- Task to carry out -
Write out each line exactly as it stands, please.

## begin Data for the task

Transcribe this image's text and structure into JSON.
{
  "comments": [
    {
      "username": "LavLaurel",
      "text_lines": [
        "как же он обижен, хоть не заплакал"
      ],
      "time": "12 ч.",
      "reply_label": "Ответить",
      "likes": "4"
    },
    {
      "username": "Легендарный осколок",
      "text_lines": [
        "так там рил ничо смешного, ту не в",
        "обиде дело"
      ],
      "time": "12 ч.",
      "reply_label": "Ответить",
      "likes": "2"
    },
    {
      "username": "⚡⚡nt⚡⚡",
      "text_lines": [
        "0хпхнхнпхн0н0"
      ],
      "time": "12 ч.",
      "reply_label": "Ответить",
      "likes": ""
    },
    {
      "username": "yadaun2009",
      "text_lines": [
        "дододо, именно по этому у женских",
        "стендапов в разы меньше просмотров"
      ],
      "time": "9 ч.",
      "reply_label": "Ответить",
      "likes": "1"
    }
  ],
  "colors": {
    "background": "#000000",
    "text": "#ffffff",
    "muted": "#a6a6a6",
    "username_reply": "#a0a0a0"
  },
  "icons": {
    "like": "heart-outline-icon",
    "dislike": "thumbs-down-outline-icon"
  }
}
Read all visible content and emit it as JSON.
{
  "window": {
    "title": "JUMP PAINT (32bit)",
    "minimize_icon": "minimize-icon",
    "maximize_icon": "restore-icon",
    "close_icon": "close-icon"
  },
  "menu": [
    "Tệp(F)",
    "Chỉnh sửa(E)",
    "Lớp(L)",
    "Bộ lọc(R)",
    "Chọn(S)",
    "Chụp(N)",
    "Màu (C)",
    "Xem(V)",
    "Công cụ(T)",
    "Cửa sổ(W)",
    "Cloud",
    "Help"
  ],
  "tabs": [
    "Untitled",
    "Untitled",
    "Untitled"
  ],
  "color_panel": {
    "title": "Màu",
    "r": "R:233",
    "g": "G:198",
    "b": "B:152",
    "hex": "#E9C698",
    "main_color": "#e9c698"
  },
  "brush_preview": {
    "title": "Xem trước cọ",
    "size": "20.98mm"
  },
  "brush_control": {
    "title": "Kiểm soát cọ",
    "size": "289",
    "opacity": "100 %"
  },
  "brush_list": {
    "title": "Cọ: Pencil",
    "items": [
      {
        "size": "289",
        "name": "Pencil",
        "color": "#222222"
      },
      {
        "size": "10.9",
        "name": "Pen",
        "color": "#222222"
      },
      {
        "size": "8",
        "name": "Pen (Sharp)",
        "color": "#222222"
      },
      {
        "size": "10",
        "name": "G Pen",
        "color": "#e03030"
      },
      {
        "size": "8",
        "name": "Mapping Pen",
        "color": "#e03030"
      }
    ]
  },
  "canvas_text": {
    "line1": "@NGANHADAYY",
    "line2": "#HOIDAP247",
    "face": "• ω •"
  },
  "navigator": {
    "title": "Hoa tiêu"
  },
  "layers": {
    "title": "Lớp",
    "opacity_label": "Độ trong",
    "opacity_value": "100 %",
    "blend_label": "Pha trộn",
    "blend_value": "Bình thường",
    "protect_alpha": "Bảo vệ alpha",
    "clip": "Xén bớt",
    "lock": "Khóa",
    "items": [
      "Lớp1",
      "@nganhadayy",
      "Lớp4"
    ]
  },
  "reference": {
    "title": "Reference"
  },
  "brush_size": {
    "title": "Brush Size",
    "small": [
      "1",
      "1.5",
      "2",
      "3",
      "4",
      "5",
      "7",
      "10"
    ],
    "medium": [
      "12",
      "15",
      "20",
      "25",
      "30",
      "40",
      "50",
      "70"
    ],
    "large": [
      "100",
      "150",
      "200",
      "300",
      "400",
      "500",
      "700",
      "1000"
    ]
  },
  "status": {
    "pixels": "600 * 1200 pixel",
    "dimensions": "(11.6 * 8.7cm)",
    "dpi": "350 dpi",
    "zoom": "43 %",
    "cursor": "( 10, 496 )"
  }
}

## end Data for the task

- Result -
Transcribe this image's text and structure into JSON.
{
  "comments": [
    {
      "username": "LavLaurel",
      "text_lines": [
        "как же он обижен, хоть не заплакал"
      ],
      "time": "12 ч.",
      "reply_label": "Ответить",
      "likes": "4"
    },
    {
      "username": "Легендарный осколок",
      "text_lines": [
        "так там рил ничо смешного, ту не в",
        "обиде дело"
      ],
      "time": "12 ч.",
      "reply_label": "Ответить",
      "likes": "2"
    },
    {
      "username": "⚡⚡nt⚡⚡",
      "text_lines": [
        "0хпхнхнпхн0н0"
      ],
      "time": "12 ч.",
      "reply_label": "Ответить",
      "likes": ""
    },
    {
      "username": "yadaun2009",
      "text_lines": [
        "дододо, именно по этому у женских",
        "стендапов в разы меньше просмотров"
      ],
      "time": "9 ч.",
      "reply_label": "Ответить",
      "likes": "1"
    }
  ],
  "colors": {
    "background": "#000000",
    "text": "#ffffff",
    "muted": "#a6a6a6",
    "username_reply": "#a0a0a0"
  },
  "icons": {
    "like": "heart-outline-icon",
    "dislike": "thumbs-down-outline-icon"
  }
}
Read all visible content and emit it as JSON.
{
  "window": {
    "title": "JUMP PAINT (32bit)",
    "minimize_icon": "minimize-icon",
    "maximize_icon": "restore-icon",
    "close_icon": "close-icon"
  },
  "menu": [
    "Tệp(F)",
    "Chỉnh sửa(E)",
    "Lớp(L)",
    "Bộ lọc(R)",
    "Chọn(S)",
    "Chụp(N)",
    "Màu (C)",
    "Xem(V)",
    "Công cụ(T)",
    "Cửa sổ(W)",
    "Cloud",
    "Help"
  ],
  "tabs": [
    "Untitled",
    "Untitled",
    "Untitled"
  ],
  "color_panel": {
    "title": "Màu",
    "r": "R:233",
    "g": "G:198",
    "b": "B:152",
    "hex": "#E9C698",
    "main_color": "#e9c698"
  },
  "brush_preview": {
    "title": "Xem trước cọ",
    "size": "20.98mm"
  },
  "brush_control": {
    "title": "Kiểm soát cọ",
    "size": "289",
    "opacity": "100 %"
  },
  "brush_list": {
    "title": "Cọ: Pencil",
    "items": [
      {
        "size": "289",
        "name": "Pencil",
        "color": "#222222"
      },
      {
        "size": "10.9",
        "name": "Pen",
        "color": "#222222"
      },
      {
        "size": "8",
        "name": "Pen (Sharp)",
        "color": "#222222"
      },
      {
        "size": "10",
        "name": "G Pen",
        "color": "#e03030"
      },
      {
        "size": "8",
        "name": "Mapping Pen",
        "color": "#e03030"
      }
    ]
  },
  "canvas_text": {
    "line1": "@NGANHADAYY",
    "line2": "#HOIDAP247",
    "face": "• ω •"
  },
  "navigator": {
    "title": "Hoa tiêu"
  },
  "layers": {
    "title": "Lớp",
    "opacity_label": "Độ trong",
    "opacity_value": "100 %",
    "blend_label": "Pha trộn",
    "blend_value": "Bình thường",
    "protect_alpha": "Bảo vệ alpha",
    "clip": "Xén bớt",
    "lock": "Khóa",
    "items": [
      "Lớp1",
      "@nganhadayy",
      "Lớp4"
    ]
  },
  "reference": {
    "title": "Reference"
  },
  "brush_size": {
    "title": "Brush Size",
    "small": [
      "1",
      "1.5",
      "2",
      "3",
      "4",
      "5",
      "7",
      "10"
    ],
    "medium": [
      "12",
      "15",
      "20",
      "25",
      "30",
      "40",
      "50",
      "70"
    ],
    "large": [
      "100",
      "150",
      "200",
      "300",
      "400",
      "500",
      "700",
      "1000"
    ]
  },
  "status": {
    "pixels": "600 * 1200 pixel",
    "dimensions": "(11.6 * 8.7cm)",
    "dpi": "350 dpi",
    "zoom": "43 %",
    "cursor": "( 10, 496 )"
  }
}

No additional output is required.